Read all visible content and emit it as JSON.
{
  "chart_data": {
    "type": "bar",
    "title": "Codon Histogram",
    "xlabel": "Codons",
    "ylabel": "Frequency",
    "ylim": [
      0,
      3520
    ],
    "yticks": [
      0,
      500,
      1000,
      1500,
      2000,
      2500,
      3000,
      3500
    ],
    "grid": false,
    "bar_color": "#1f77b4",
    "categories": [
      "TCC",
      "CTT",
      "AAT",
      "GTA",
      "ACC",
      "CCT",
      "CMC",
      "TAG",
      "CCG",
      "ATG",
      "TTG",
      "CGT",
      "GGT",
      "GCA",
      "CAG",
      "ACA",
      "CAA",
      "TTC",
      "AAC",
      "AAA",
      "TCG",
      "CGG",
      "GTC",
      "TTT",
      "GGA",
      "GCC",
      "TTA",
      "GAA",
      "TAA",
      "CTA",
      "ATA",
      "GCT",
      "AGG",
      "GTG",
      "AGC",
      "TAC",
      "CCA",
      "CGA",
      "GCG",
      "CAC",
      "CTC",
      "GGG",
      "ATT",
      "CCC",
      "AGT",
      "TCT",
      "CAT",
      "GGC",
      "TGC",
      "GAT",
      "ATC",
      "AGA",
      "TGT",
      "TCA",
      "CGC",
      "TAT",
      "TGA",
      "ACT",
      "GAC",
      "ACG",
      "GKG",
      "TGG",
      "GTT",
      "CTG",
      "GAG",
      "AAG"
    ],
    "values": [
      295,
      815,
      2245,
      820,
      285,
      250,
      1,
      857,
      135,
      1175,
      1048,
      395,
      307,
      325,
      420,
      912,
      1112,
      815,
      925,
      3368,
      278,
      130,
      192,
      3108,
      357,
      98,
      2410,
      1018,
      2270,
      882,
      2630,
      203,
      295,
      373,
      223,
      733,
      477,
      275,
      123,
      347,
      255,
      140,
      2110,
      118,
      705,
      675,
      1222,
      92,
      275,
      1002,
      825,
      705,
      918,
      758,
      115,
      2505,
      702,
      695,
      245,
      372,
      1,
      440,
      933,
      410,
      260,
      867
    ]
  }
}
******************************
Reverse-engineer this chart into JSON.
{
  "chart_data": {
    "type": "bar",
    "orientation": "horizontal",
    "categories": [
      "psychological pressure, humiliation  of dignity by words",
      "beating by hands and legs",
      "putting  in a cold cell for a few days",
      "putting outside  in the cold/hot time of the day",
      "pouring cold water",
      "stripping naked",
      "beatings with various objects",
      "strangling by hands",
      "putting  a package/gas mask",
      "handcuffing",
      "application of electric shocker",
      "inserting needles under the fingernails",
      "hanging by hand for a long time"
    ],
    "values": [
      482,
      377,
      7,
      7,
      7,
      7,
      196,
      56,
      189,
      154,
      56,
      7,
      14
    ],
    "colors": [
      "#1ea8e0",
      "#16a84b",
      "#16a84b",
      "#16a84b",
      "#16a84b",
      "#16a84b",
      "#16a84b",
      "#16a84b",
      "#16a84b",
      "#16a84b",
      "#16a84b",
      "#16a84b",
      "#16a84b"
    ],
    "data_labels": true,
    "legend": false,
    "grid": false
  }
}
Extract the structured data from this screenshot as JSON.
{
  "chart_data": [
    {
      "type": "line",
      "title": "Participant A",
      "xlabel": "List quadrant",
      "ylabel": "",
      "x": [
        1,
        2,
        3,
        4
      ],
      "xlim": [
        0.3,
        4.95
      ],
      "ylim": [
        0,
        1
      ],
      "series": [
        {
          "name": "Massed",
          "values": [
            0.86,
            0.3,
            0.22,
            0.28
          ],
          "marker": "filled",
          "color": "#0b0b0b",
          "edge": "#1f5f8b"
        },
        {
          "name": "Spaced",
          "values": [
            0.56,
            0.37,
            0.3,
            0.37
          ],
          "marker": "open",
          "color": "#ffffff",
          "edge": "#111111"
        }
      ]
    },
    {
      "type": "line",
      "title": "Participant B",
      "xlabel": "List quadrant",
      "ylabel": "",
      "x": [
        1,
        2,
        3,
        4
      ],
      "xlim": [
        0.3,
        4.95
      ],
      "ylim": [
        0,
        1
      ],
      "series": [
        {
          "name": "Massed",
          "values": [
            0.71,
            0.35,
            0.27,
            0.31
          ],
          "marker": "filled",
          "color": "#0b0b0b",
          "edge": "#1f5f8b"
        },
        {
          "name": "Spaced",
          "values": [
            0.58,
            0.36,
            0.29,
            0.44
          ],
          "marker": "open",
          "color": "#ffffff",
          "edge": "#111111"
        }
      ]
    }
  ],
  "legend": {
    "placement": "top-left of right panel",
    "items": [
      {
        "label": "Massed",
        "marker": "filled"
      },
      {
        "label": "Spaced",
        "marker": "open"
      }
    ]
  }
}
******************************
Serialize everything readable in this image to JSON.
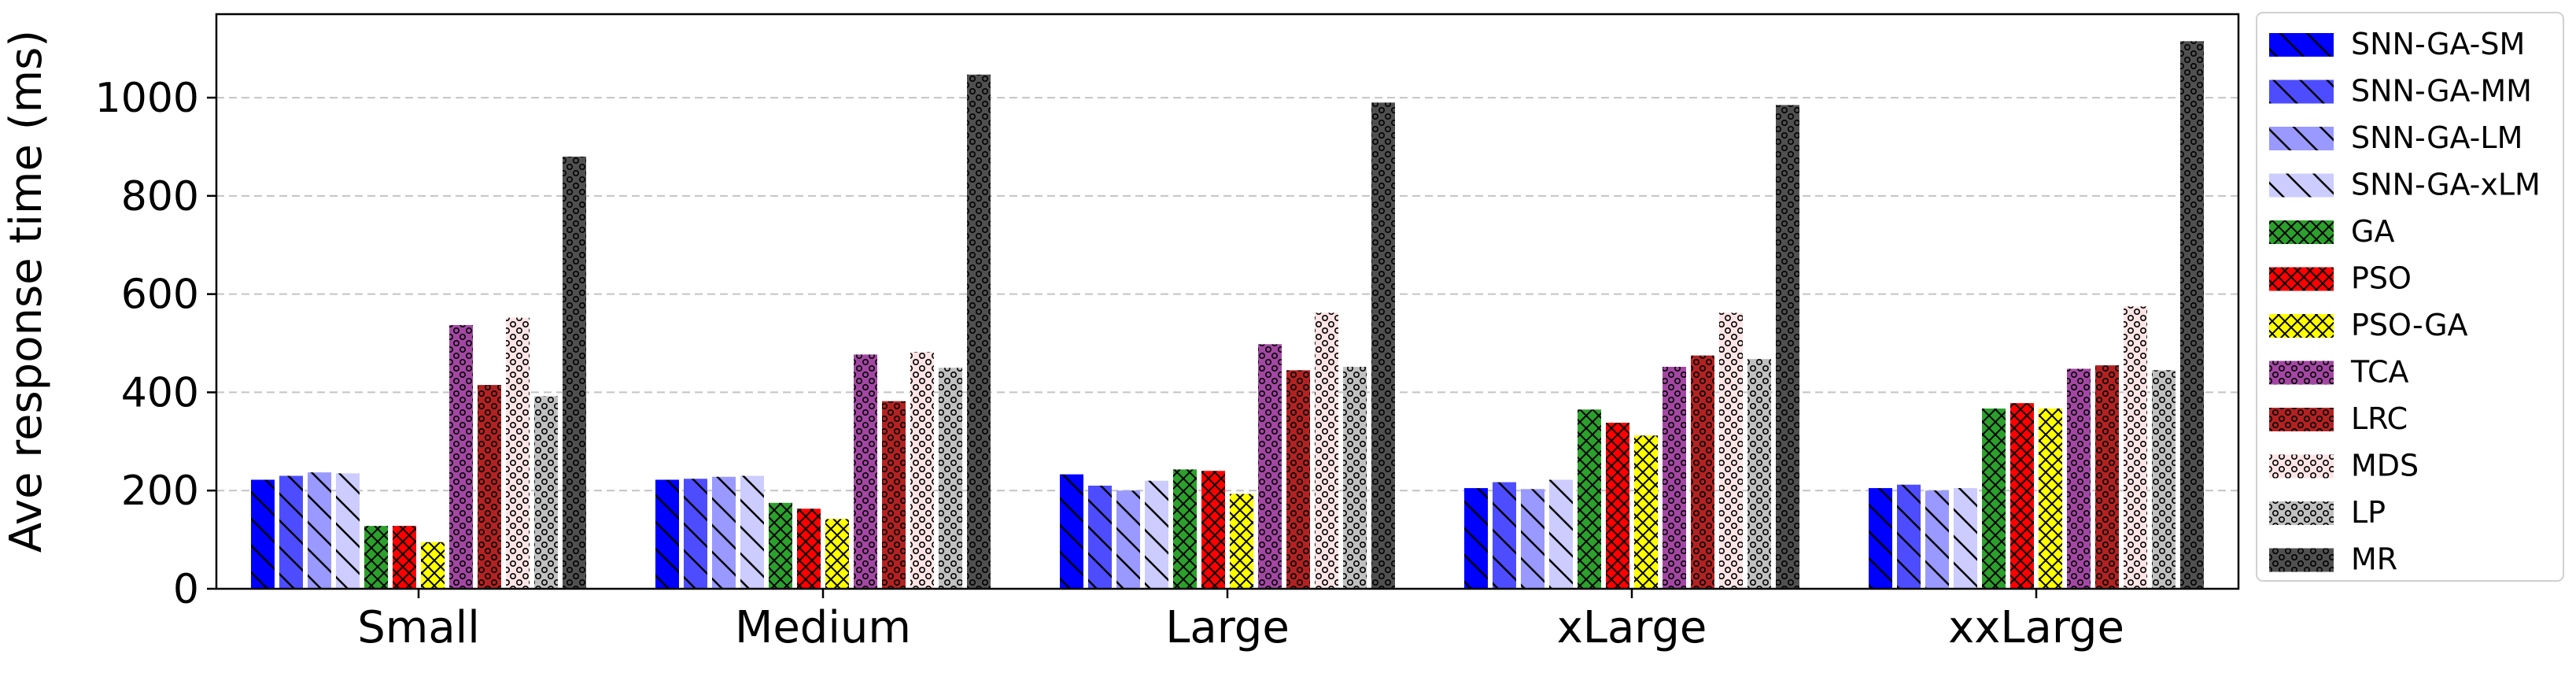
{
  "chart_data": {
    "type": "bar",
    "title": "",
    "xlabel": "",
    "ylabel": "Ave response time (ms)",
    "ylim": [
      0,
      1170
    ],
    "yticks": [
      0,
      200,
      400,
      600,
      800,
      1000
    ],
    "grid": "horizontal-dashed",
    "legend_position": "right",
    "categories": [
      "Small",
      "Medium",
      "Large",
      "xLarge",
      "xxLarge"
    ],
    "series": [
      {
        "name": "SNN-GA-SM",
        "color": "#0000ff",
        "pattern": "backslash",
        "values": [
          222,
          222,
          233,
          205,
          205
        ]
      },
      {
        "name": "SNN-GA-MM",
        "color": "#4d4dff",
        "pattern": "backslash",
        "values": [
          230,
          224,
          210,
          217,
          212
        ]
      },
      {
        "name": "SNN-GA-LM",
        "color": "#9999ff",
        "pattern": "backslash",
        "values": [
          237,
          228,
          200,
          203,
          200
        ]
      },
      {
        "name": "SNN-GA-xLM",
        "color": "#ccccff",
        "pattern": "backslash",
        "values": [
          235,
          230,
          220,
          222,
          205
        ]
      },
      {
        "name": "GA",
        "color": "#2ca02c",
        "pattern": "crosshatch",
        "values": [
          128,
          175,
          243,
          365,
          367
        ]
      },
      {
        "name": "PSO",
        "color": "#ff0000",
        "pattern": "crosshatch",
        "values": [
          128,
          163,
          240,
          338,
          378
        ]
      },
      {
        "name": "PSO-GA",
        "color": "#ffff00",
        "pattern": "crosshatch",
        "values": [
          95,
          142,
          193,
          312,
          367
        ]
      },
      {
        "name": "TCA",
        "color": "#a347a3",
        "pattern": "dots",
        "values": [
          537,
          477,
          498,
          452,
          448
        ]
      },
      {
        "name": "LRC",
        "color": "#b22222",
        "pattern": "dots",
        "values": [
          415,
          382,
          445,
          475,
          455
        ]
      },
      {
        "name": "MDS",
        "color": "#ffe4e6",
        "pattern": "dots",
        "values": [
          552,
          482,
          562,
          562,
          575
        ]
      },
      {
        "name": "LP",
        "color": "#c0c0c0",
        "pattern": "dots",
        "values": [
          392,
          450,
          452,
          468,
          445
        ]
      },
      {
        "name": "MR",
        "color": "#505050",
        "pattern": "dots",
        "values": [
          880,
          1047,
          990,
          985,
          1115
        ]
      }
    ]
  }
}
******************************
Read the entries and show each line that mentions "this".

### [Full response]
Reverse-engineer this chart into JSON.
Extract the structured data from this screenshot as JSON.
Serialize everything readable in this image to JSON.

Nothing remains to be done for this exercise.